Return every line below as is, leaving out the pictures.

▶ [RECORDS SUPPLIED]:
···

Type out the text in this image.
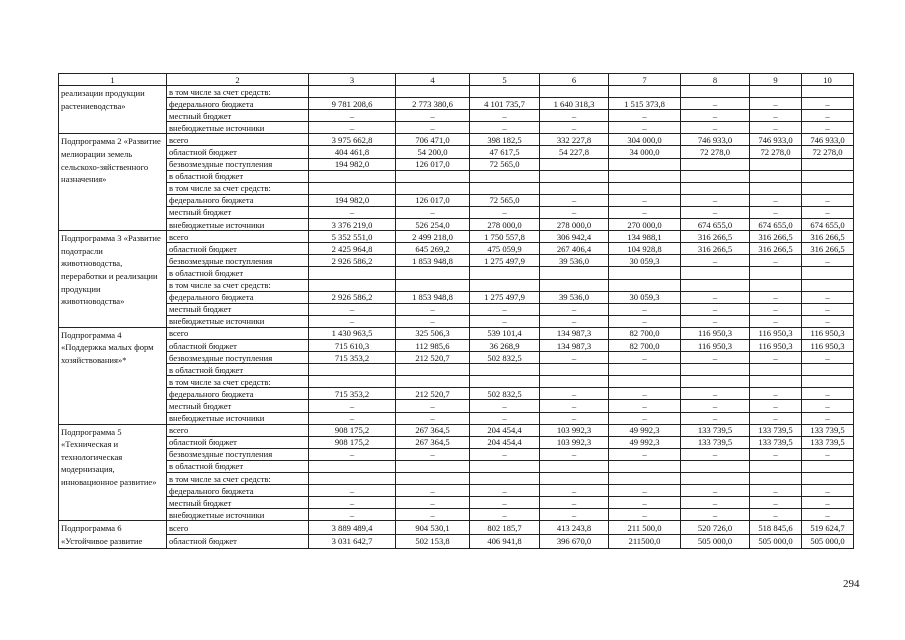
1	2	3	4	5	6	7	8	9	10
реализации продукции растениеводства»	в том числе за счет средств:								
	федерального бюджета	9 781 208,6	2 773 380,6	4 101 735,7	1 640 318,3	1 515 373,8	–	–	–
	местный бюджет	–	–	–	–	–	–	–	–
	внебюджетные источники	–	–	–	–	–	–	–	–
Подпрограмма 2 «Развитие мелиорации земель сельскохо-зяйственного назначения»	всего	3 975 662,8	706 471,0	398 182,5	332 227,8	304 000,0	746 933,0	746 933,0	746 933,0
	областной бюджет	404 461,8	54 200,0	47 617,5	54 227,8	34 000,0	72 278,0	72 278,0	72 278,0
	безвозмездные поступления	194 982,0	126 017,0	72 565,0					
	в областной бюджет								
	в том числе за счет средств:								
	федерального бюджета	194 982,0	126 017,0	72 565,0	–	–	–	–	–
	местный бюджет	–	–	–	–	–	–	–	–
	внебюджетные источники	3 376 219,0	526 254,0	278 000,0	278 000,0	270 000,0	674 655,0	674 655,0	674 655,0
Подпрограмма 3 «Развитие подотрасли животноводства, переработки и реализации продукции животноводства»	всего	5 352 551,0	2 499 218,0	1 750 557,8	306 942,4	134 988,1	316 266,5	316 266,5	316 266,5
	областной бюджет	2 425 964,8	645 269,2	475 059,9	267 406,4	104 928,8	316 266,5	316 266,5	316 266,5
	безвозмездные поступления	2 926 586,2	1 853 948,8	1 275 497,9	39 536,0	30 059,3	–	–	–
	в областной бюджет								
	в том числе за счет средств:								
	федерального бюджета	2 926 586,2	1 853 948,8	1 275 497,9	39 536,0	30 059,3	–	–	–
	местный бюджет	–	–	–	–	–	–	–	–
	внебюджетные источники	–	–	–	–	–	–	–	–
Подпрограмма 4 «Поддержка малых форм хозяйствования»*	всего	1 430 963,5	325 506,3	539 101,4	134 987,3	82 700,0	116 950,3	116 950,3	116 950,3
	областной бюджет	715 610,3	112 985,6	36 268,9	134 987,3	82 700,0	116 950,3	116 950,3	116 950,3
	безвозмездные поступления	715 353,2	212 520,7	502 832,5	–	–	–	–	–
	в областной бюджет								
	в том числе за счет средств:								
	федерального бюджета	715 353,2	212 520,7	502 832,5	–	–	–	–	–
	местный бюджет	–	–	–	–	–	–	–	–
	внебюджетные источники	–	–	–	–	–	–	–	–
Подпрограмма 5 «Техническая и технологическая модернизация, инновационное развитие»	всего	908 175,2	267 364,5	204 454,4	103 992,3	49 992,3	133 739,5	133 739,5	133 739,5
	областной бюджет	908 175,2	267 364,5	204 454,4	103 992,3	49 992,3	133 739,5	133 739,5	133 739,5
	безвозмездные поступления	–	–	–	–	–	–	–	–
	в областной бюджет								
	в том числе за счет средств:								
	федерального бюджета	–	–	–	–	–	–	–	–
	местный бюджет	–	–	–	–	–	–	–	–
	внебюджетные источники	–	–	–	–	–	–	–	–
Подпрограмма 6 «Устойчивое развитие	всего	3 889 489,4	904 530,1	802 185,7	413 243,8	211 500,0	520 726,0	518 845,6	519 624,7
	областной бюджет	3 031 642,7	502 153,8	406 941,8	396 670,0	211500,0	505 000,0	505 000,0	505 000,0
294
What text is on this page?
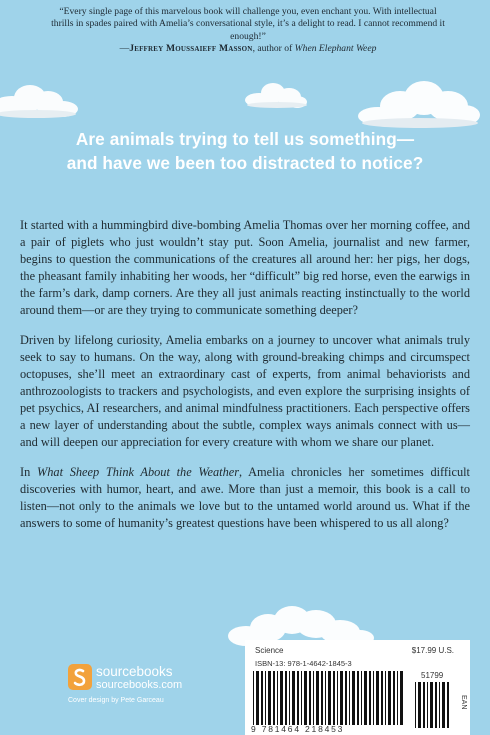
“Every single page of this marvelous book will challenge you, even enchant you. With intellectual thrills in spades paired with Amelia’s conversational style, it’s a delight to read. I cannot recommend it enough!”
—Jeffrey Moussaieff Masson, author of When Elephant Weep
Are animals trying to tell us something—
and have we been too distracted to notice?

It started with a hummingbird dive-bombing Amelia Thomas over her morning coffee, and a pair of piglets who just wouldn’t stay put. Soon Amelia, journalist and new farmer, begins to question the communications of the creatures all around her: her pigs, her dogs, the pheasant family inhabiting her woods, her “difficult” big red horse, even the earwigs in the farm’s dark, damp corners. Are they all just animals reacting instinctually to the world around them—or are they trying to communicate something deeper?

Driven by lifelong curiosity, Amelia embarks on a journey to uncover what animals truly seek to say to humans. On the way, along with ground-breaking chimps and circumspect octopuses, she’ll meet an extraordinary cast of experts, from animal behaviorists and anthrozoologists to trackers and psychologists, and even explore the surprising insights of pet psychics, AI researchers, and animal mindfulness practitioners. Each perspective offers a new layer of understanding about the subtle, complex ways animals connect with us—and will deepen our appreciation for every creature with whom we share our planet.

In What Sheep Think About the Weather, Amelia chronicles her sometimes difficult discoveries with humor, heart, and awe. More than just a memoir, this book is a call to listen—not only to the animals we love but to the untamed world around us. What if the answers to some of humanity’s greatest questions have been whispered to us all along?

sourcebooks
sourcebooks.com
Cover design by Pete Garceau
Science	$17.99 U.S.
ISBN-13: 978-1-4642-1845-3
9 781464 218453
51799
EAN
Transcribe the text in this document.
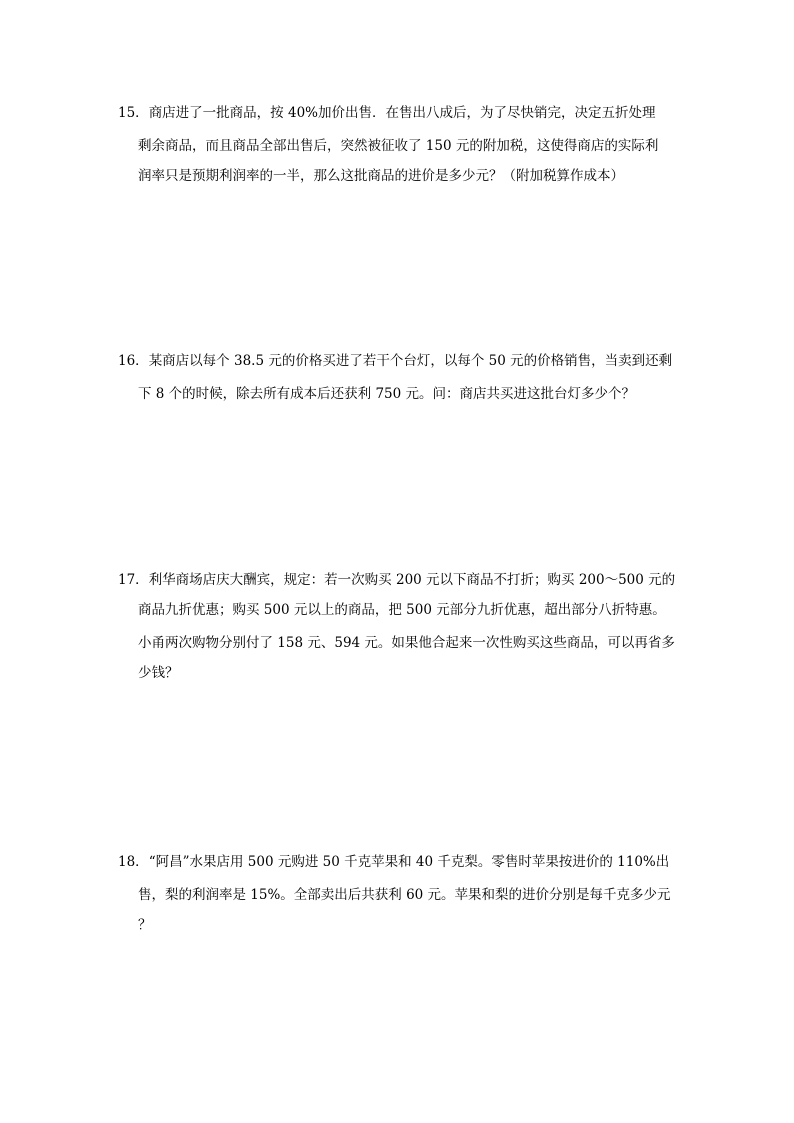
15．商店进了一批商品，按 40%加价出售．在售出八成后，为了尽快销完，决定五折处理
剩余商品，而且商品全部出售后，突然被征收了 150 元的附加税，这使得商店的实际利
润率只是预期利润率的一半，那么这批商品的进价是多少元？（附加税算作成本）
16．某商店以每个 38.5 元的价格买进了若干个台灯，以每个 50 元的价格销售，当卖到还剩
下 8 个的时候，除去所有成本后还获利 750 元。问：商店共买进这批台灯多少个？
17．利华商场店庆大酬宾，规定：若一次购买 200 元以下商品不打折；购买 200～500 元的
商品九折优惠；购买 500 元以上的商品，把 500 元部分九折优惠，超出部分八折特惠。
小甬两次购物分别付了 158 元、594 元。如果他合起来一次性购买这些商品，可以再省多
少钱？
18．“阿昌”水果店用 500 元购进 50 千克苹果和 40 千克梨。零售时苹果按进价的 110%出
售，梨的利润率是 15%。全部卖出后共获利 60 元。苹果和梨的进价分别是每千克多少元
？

···

▶ [TASK ANSWER]:
Type out the text in this image.
1	2	3	4	5	6	7	8	9	10
реализации продукции растениеводства»	в том числе за счет средств:								
	федерального бюджета	9 781 208,6	2 773 380,6	4 101 735,7	1 640 318,3	1 515 373,8	–	–	–
	местный бюджет	–	–	–	–	–	–	–	–
	внебюджетные источники	–	–	–	–	–	–	–	–
Подпрограмма 2 «Развитие мелиорации земель сельскохо-зяйственного назначения»	всего	3 975 662,8	706 471,0	398 182,5	332 227,8	304 000,0	746 933,0	746 933,0	746 933,0
	областной бюджет	404 461,8	54 200,0	47 617,5	54 227,8	34 000,0	72 278,0	72 278,0	72 278,0
	безвозмездные поступления	194 982,0	126 017,0	72 565,0					
	в областной бюджет								
	в том числе за счет средств:								
	федерального бюджета	194 982,0	126 017,0	72 565,0	–	–	–	–	–
	местный бюджет	–	–	–	–	–	–	–	–
	внебюджетные источники	3 376 219,0	526 254,0	278 000,0	278 000,0	270 000,0	674 655,0	674 655,0	674 655,0
Подпрограмма 3 «Развитие подотрасли животноводства, переработки и реализации продукции животноводства»	всего	5 352 551,0	2 499 218,0	1 750 557,8	306 942,4	134 988,1	316 266,5	316 266,5	316 266,5
	областной бюджет	2 425 964,8	645 269,2	475 059,9	267 406,4	104 928,8	316 266,5	316 266,5	316 266,5
	безвозмездные поступления	2 926 586,2	1 853 948,8	1 275 497,9	39 536,0	30 059,3	–	–	–
	в областной бюджет								
	в том числе за счет средств:								
	федерального бюджета	2 926 586,2	1 853 948,8	1 275 497,9	39 536,0	30 059,3	–	–	–
	местный бюджет	–	–	–	–	–	–	–	–
	внебюджетные источники	–	–	–	–	–	–	–	–
Подпрограмма 4 «Поддержка малых форм хозяйствования»*	всего	1 430 963,5	325 506,3	539 101,4	134 987,3	82 700,0	116 950,3	116 950,3	116 950,3
	областной бюджет	715 610,3	112 985,6	36 268,9	134 987,3	82 700,0	116 950,3	116 950,3	116 950,3
	безвозмездные поступления	715 353,2	212 520,7	502 832,5	–	–	–	–	–
	в областной бюджет								
	в том числе за счет средств:								
	федерального бюджета	715 353,2	212 520,7	502 832,5	–	–	–	–	–
	местный бюджет	–	–	–	–	–	–	–	–
	внебюджетные источники	–	–	–	–	–	–	–	–
Подпрограмма 5 «Техническая и технологическая модернизация, инновационное развитие»	всего	908 175,2	267 364,5	204 454,4	103 992,3	49 992,3	133 739,5	133 739,5	133 739,5
	областной бюджет	908 175,2	267 364,5	204 454,4	103 992,3	49 992,3	133 739,5	133 739,5	133 739,5
	безвозмездные поступления	–	–	–	–	–	–	–	–
	в областной бюджет								
	в том числе за счет средств:								
	федерального бюджета	–	–	–	–	–	–	–	–
	местный бюджет	–	–	–	–	–	–	–	–
	внебюджетные источники	–	–	–	–	–	–	–	–
Подпрограмма 6 «Устойчивое развитие	всего	3 889 489,4	904 530,1	802 185,7	413 243,8	211 500,0	520 726,0	518 845,6	519 624,7
	областной бюджет	3 031 642,7	502 153,8	406 941,8	396 670,0	211500,0	505 000,0	505 000,0	505 000,0
294
What text is on this page?
“Every single page of this marvelous book will challenge you, even enchant you. With intellectual thrills in spades paired with Amelia’s conversational style, it’s a delight to read. I cannot recommend it enough!”
—Jeffrey Moussaieff Masson, author of When Elephant Weep
Are animals trying to tell us something—
and have we been too distracted to notice?

It started with a hummingbird dive-bombing Amelia Thomas over her morning coffee, and a pair of piglets who just wouldn’t stay put. Soon Amelia, journalist and new farmer, begins to question the communications of the creatures all around her: her pigs, her dogs, the pheasant family inhabiting her woods, her “difficult” big red horse, even the earwigs in the farm’s dark, damp corners. Are they all just animals reacting instinctually to the world around them—or are they trying to communicate something deeper?

Driven by lifelong curiosity, Amelia embarks on a journey to uncover what animals truly seek to say to humans. On the way, along with ground-breaking chimps and circumspect octopuses, she’ll meet an extraordinary cast of experts, from animal behaviorists and anthrozoologists to trackers and psychologists, and even explore the surprising insights of pet psychics, AI researchers, and animal mindfulness practitioners. Each perspective offers a new layer of understanding about the subtle, complex ways animals connect with us—and will deepen our appreciation for every creature with whom we share our planet.

In What Sheep Think About the Weather, Amelia chronicles her sometimes difficult discoveries with humor, heart, and awe. More than just a memoir, this book is a call to listen—not only to the animals we love but to the untamed world around us. What if the answers to some of humanity’s greatest questions have been whispered to us all along?

sourcebooks
sourcebooks.com
Cover design by Pete Garceau
Science	$17.99 U.S.
ISBN-13: 978-1-4642-1845-3
9 781464 218453
51799
EAN
Transcribe the text in this document.
15．商店进了一批商品，按 40%加价出售．在售出八成后，为了尽快销完，决定五折处理
剩余商品，而且商品全部出售后，突然被征收了 150 元的附加税，这使得商店的实际利
润率只是预期利润率的一半，那么这批商品的进价是多少元？（附加税算作成本）
16．某商店以每个 38.5 元的价格买进了若干个台灯，以每个 50 元的价格销售，当卖到还剩
下 8 个的时候，除去所有成本后还获利 750 元。问：商店共买进这批台灯多少个？
17．利华商场店庆大酬宾，规定：若一次购买 200 元以下商品不打折；购买 200～500 元的
商品九折优惠；购买 500 元以上的商品，把 500 元部分九折优惠，超出部分八折特惠。
小甬两次购物分别付了 158 元、594 元。如果他合起来一次性购买这些商品，可以再省多
少钱？
18．“阿昌”水果店用 500 元购进 50 千克苹果和 40 千克梨。零售时苹果按进价的 110%出
售，梨的利润率是 15%。全部卖出后共获利 60 元。苹果和梨的进价分别是每千克多少元
？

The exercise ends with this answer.